▸ Brief: Copy each line below in which the string "list" occurs.

☆ ☆ ☆ ☆ ☆

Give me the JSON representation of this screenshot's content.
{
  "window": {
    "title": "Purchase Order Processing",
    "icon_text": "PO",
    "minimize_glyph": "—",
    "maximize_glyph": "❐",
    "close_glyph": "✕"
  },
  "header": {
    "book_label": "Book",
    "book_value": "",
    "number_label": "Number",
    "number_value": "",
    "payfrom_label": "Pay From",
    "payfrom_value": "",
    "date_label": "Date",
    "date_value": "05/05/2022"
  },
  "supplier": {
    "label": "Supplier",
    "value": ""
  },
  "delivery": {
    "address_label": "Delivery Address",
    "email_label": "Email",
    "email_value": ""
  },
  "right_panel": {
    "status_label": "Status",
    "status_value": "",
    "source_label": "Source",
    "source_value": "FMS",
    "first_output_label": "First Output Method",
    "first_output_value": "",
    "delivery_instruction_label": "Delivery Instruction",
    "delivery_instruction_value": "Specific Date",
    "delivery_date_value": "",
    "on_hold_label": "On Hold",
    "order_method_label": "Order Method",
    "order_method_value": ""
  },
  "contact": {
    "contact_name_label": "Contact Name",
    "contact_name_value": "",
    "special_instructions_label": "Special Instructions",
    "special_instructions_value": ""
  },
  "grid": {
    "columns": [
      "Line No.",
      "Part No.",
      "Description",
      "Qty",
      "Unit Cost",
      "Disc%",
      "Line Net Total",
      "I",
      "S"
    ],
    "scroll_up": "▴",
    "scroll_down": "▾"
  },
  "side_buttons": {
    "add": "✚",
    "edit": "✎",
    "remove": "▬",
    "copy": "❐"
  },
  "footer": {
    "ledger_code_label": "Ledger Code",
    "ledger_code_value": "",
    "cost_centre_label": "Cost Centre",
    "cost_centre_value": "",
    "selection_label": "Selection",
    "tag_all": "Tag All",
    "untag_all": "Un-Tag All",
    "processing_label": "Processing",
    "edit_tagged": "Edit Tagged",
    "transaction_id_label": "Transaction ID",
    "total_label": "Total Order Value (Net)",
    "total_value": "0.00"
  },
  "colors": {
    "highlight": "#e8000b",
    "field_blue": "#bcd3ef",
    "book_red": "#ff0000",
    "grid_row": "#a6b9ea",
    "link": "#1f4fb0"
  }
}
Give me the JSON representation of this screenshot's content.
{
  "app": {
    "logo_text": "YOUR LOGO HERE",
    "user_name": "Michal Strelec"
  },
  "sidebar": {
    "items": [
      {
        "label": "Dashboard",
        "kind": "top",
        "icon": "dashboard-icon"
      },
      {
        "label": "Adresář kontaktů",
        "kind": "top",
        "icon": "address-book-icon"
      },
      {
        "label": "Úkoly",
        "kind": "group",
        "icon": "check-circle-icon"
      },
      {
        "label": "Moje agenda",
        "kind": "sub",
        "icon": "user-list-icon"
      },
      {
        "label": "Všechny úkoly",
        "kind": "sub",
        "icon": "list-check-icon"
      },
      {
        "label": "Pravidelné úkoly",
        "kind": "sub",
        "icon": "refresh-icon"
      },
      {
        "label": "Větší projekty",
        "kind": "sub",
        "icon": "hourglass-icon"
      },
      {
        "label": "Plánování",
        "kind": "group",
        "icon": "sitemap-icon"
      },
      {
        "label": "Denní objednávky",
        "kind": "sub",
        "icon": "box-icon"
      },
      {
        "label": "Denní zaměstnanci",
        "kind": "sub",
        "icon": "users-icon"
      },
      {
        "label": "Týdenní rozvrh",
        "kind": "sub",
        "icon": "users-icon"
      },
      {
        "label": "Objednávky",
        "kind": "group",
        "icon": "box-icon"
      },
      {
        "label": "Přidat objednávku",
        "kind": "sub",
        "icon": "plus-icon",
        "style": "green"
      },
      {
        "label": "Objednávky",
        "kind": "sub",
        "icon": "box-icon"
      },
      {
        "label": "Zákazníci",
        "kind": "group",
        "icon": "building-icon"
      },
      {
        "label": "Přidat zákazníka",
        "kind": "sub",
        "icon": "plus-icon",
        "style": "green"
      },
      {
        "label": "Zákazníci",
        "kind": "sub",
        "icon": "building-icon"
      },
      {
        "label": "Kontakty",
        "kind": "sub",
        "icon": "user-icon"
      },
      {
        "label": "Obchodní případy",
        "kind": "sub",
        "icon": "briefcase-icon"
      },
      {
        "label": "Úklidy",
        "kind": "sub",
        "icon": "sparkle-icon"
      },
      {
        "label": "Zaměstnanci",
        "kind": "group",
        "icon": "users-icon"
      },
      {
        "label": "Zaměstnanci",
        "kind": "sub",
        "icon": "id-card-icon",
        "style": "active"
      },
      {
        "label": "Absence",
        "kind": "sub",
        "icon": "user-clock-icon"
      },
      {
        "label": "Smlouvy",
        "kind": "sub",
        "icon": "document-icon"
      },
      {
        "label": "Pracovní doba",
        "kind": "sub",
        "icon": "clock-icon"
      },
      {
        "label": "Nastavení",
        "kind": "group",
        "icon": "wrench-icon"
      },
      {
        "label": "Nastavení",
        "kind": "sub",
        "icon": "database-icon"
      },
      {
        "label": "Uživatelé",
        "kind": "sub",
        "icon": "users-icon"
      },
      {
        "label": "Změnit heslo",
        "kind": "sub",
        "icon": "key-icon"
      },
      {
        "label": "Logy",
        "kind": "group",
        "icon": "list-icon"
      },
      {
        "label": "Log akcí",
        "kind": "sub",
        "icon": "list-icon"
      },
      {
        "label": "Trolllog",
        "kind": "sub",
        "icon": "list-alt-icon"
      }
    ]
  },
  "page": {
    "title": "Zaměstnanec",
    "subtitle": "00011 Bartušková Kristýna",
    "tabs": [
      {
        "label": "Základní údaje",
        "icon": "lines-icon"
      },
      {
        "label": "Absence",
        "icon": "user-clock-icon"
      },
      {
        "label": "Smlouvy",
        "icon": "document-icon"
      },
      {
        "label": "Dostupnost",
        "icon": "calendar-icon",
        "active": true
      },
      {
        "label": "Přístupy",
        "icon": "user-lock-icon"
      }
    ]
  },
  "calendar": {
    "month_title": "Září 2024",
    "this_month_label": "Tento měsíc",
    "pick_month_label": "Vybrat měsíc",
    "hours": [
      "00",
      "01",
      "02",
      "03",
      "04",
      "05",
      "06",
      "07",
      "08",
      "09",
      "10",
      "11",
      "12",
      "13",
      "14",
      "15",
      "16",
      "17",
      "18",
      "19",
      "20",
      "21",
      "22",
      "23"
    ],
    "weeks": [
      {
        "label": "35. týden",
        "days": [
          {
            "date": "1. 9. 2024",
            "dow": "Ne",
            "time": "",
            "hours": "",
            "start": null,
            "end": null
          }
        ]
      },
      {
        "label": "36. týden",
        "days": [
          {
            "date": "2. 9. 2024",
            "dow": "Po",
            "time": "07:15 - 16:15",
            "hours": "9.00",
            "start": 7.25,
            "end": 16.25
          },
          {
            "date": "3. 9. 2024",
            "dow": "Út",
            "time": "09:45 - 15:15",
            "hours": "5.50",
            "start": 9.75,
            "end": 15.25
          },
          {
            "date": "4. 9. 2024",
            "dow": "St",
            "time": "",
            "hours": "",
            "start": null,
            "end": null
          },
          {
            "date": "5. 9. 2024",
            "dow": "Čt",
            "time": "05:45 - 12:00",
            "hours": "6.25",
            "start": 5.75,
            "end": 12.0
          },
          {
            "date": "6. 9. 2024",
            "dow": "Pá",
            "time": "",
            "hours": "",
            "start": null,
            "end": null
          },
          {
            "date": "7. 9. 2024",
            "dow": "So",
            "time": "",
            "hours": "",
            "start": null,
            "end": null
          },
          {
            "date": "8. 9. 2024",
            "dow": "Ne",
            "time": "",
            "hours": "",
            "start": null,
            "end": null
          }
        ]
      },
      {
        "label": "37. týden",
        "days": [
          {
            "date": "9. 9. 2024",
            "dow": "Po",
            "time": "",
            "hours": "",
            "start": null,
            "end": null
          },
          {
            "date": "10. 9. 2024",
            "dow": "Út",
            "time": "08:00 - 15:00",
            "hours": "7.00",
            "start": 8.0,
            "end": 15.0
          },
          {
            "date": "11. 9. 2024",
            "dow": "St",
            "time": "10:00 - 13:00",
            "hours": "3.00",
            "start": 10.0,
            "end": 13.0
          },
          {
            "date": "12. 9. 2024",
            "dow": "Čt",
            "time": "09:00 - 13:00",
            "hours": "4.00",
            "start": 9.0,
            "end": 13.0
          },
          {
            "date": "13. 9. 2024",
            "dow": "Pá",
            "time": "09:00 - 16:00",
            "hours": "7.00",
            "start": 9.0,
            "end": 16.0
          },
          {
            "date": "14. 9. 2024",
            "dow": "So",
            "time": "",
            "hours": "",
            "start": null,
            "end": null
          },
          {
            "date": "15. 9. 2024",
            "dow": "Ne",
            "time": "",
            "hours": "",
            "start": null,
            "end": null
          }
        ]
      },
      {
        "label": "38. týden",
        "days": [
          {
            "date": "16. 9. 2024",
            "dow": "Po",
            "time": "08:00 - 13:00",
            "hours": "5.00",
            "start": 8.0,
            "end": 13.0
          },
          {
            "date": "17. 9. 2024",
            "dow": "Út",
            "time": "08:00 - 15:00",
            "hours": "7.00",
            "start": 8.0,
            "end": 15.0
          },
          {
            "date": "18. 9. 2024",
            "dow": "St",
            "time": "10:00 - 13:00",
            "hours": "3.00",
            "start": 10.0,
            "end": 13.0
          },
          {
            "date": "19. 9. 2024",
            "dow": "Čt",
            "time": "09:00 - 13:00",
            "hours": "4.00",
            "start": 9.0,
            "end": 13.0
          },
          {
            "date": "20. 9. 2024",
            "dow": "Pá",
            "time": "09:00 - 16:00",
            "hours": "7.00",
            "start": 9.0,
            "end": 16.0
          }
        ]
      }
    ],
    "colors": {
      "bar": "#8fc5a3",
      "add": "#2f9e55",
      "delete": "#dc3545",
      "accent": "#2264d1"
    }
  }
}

☆ ☆ ☆ ☆ ☆

▸ Answer to the exercise:
        "icon": "user-list-icon"
        "icon": "list-check-icon"
        "icon": "list-icon"
        "icon": "list-icon"
        "icon": "list-alt-icon"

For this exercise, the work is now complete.